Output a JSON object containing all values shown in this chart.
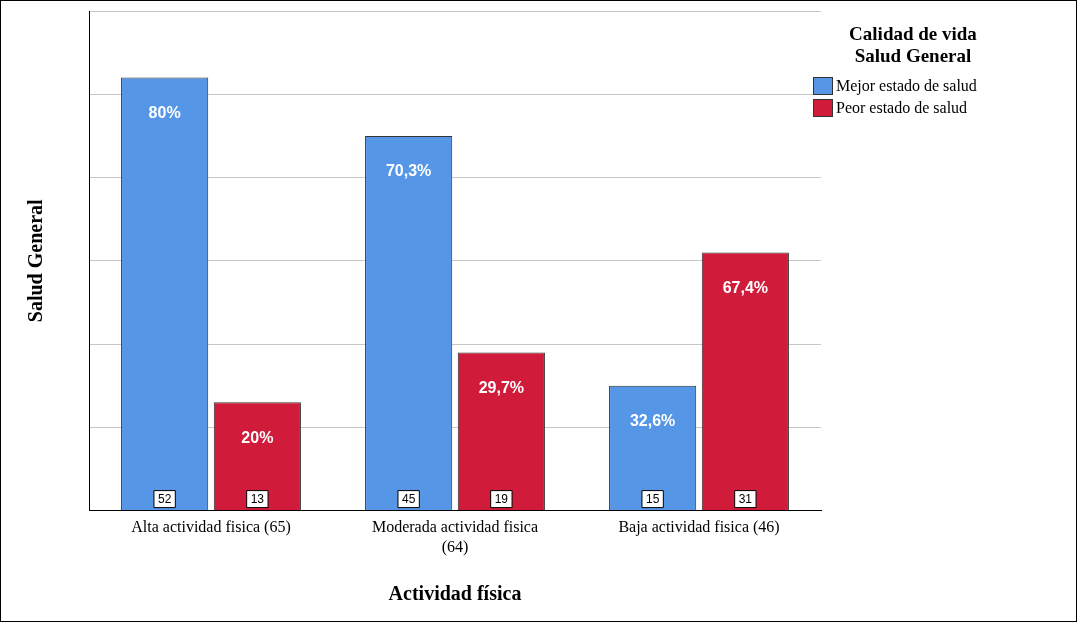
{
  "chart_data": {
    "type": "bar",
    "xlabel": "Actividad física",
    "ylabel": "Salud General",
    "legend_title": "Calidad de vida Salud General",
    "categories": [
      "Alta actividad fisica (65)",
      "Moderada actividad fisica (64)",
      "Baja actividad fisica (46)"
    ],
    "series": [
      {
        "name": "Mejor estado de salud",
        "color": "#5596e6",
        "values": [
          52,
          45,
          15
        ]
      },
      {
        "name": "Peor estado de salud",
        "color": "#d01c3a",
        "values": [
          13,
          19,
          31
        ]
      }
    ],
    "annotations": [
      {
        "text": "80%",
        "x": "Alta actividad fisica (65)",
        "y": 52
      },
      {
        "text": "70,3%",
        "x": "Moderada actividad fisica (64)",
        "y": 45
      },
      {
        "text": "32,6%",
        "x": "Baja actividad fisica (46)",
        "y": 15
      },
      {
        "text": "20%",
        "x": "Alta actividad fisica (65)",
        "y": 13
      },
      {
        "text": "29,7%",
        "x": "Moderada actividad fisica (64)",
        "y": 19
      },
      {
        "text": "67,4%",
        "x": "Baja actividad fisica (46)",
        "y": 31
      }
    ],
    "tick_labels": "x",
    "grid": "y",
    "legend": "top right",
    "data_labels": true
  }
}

════════════════

**STATED GOAL:** Omit every picture, and otherwise quote the entries exactly.

**REPLY TO THE EXERCISE:**
Output a JSON object containing all values shown in this chart.
{
  "chart_data": {
    "type": "bar",
    "xlabel": "Actividad física",
    "ylabel": "Salud General",
    "legend_title": "Calidad de vida Salud General",
    "categories": [
      "Alta actividad fisica (65)",
      "Moderada actividad fisica (64)",
      "Baja actividad fisica (46)"
    ],
    "series": [
      {
        "name": "Mejor estado de salud",
        "color": "#5596e6",
        "values": [
          52,
          45,
          15
        ]
      },
      {
        "name": "Peor estado de salud",
        "color": "#d01c3a",
        "values": [
          13,
          19,
          31
        ]
      }
    ],
    "annotations": [
      {
        "text": "80%",
        "x": "Alta actividad fisica (65)",
        "y": 52
      },
      {
        "text": "70,3%",
        "x": "Moderada actividad fisica (64)",
        "y": 45
      },
      {
        "text": "32,6%",
        "x": "Baja actividad fisica (46)",
        "y": 15
      },
      {
        "text": "20%",
        "x": "Alta actividad fisica (65)",
        "y": 13
      },
      {
        "text": "29,7%",
        "x": "Moderada actividad fisica (64)",
        "y": 19
      },
      {
        "text": "67,4%",
        "x": "Baja actividad fisica (46)",
        "y": 31
      }
    ],
    "tick_labels": "x",
    "grid": "y",
    "legend": "top right",
    "data_labels": true
  }
}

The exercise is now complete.